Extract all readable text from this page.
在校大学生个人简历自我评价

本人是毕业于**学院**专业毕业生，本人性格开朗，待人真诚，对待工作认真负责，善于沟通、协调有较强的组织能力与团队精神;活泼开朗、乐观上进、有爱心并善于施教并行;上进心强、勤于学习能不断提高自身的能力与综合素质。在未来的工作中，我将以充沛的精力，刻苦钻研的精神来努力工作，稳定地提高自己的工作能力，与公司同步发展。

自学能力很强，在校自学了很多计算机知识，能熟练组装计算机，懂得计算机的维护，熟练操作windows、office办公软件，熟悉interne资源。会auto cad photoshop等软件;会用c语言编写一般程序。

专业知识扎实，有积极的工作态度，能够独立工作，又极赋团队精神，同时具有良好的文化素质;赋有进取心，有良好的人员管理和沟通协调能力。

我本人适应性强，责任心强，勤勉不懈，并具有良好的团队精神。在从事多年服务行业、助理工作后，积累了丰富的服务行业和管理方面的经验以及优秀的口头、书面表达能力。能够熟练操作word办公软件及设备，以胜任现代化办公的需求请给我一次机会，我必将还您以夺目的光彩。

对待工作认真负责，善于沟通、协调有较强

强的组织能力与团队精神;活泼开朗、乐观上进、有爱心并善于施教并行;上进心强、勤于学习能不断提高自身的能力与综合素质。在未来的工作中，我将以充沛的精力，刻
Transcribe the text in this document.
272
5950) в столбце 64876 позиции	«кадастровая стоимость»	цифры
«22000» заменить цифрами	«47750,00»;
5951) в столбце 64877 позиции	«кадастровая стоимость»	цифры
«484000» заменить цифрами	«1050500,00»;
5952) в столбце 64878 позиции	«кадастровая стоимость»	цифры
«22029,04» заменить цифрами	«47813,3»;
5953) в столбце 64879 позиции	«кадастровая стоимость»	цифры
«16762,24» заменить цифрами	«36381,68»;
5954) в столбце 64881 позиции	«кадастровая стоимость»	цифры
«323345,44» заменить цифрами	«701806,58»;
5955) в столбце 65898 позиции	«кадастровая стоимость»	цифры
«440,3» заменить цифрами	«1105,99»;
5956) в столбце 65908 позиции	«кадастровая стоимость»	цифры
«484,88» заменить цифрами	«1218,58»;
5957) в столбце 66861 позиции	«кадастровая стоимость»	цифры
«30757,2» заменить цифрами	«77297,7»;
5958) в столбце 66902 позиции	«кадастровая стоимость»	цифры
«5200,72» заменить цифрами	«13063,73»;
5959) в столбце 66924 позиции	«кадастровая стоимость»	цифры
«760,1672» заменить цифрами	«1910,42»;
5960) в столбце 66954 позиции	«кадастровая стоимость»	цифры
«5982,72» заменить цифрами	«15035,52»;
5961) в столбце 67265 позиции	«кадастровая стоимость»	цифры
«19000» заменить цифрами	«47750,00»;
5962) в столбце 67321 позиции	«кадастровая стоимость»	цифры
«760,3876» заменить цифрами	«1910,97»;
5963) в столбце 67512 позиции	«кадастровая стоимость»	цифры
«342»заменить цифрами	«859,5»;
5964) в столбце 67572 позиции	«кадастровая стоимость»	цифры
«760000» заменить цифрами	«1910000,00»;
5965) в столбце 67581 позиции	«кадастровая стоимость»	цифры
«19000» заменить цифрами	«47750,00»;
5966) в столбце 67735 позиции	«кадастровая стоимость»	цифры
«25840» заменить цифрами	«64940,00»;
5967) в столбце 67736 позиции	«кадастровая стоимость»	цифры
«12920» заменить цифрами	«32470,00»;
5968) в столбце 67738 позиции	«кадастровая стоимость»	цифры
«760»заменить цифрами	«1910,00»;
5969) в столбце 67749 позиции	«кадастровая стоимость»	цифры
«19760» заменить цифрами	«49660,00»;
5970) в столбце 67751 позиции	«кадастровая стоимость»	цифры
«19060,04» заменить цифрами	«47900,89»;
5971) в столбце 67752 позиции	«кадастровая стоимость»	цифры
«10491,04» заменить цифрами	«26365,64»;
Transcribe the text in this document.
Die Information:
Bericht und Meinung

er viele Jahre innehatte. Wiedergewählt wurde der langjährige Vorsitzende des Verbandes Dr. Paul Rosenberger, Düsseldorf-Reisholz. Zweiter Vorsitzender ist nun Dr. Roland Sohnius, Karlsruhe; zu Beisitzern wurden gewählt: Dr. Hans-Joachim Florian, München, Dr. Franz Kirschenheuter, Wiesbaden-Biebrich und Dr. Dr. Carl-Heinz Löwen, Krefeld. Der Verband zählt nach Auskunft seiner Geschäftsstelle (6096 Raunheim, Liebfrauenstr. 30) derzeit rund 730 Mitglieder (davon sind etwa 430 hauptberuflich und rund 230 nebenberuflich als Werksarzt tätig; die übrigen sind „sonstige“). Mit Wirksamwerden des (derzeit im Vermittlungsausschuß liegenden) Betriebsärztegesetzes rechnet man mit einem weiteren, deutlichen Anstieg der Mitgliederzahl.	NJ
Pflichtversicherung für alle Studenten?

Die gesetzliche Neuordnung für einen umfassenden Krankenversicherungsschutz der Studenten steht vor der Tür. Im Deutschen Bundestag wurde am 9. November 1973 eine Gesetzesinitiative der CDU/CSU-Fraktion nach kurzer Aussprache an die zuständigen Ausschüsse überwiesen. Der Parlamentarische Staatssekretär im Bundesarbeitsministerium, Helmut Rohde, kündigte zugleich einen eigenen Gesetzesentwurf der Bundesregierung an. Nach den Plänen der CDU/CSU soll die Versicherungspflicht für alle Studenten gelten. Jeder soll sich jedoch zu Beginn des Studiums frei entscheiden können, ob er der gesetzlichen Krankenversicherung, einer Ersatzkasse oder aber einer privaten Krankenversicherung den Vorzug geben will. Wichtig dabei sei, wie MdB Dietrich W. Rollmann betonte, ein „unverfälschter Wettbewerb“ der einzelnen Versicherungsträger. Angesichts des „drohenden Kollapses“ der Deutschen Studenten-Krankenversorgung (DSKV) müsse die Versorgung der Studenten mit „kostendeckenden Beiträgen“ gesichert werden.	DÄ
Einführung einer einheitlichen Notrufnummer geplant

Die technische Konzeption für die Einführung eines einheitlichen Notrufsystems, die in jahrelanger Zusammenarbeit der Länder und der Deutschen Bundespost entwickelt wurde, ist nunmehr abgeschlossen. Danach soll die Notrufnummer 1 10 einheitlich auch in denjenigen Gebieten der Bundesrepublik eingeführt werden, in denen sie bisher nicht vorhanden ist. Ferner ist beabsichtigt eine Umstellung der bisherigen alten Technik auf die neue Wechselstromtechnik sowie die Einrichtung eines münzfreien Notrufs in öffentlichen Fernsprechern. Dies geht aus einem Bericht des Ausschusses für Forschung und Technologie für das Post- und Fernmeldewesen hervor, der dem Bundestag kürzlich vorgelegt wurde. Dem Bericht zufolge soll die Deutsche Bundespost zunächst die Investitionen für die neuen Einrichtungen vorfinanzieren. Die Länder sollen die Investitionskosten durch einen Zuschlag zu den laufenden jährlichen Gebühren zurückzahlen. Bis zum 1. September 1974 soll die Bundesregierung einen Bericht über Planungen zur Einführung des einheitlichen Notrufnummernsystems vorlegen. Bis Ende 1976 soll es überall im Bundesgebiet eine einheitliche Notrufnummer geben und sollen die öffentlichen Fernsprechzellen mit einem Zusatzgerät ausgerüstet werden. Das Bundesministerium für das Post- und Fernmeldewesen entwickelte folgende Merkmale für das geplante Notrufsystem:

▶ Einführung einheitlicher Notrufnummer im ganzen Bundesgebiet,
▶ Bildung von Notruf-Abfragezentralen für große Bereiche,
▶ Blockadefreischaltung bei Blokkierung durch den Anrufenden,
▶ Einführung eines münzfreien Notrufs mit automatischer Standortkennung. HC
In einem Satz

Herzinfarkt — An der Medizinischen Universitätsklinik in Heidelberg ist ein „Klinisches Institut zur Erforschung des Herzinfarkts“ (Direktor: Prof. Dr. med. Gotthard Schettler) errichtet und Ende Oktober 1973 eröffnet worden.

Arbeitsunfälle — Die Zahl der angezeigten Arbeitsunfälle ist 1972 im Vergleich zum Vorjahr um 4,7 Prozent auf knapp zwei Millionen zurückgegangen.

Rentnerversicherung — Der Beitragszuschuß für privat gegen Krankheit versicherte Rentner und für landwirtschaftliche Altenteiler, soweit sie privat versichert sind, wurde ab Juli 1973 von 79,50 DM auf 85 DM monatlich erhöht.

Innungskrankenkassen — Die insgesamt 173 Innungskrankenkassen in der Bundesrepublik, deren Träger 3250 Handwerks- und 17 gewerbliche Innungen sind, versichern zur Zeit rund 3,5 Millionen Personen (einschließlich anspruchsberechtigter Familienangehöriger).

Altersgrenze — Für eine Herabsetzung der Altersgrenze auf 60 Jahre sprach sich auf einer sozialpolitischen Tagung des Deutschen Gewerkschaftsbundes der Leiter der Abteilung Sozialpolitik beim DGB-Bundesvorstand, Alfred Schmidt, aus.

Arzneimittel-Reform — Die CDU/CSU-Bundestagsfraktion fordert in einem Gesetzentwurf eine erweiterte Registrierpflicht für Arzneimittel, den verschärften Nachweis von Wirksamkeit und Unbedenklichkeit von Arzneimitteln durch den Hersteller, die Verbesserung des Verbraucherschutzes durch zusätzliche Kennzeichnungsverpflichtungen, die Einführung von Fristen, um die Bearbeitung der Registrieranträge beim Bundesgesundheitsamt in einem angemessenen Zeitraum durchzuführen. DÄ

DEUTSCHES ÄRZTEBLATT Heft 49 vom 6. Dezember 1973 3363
********
**Task to complete**
Figure out how many lines above include the string "乐观上进", then report that number and nothing else.

**Answer to the problem**
2